(Figure record listings)
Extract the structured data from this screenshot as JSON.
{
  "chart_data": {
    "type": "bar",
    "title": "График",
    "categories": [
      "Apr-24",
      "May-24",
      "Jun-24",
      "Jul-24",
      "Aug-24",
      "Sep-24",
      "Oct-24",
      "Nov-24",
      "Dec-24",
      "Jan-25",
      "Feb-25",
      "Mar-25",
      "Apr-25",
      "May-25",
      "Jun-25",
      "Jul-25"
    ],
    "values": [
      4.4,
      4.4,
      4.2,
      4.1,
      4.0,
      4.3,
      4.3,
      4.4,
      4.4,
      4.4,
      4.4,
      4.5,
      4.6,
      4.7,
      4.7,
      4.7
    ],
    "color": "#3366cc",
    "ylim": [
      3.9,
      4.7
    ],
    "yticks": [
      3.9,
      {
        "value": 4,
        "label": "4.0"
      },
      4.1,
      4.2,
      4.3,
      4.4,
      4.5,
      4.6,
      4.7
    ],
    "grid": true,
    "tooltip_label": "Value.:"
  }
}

▶ **WORK TO DO**
Using the data above, repeat every line exactly.

▶ **THE OUTPUT**
Extract the structured data from this screenshot as JSON.
{
  "chart_data": {
    "type": "bar",
    "title": "График",
    "categories": [
      "Apr-24",
      "May-24",
      "Jun-24",
      "Jul-24",
      "Aug-24",
      "Sep-24",
      "Oct-24",
      "Nov-24",
      "Dec-24",
      "Jan-25",
      "Feb-25",
      "Mar-25",
      "Apr-25",
      "May-25",
      "Jun-25",
      "Jul-25"
    ],
    "values": [
      4.4,
      4.4,
      4.2,
      4.1,
      4.0,
      4.3,
      4.3,
      4.4,
      4.4,
      4.4,
      4.4,
      4.5,
      4.6,
      4.7,
      4.7,
      4.7
    ],
    "color": "#3366cc",
    "ylim": [
      3.9,
      4.7
    ],
    "yticks": [
      3.9,
      {
        "value": 4,
        "label": "4.0"
      },
      4.1,
      4.2,
      4.3,
      4.4,
      4.5,
      4.6,
      4.7
    ],
    "grid": true,
    "tooltip_label": "Value.:"
  }
}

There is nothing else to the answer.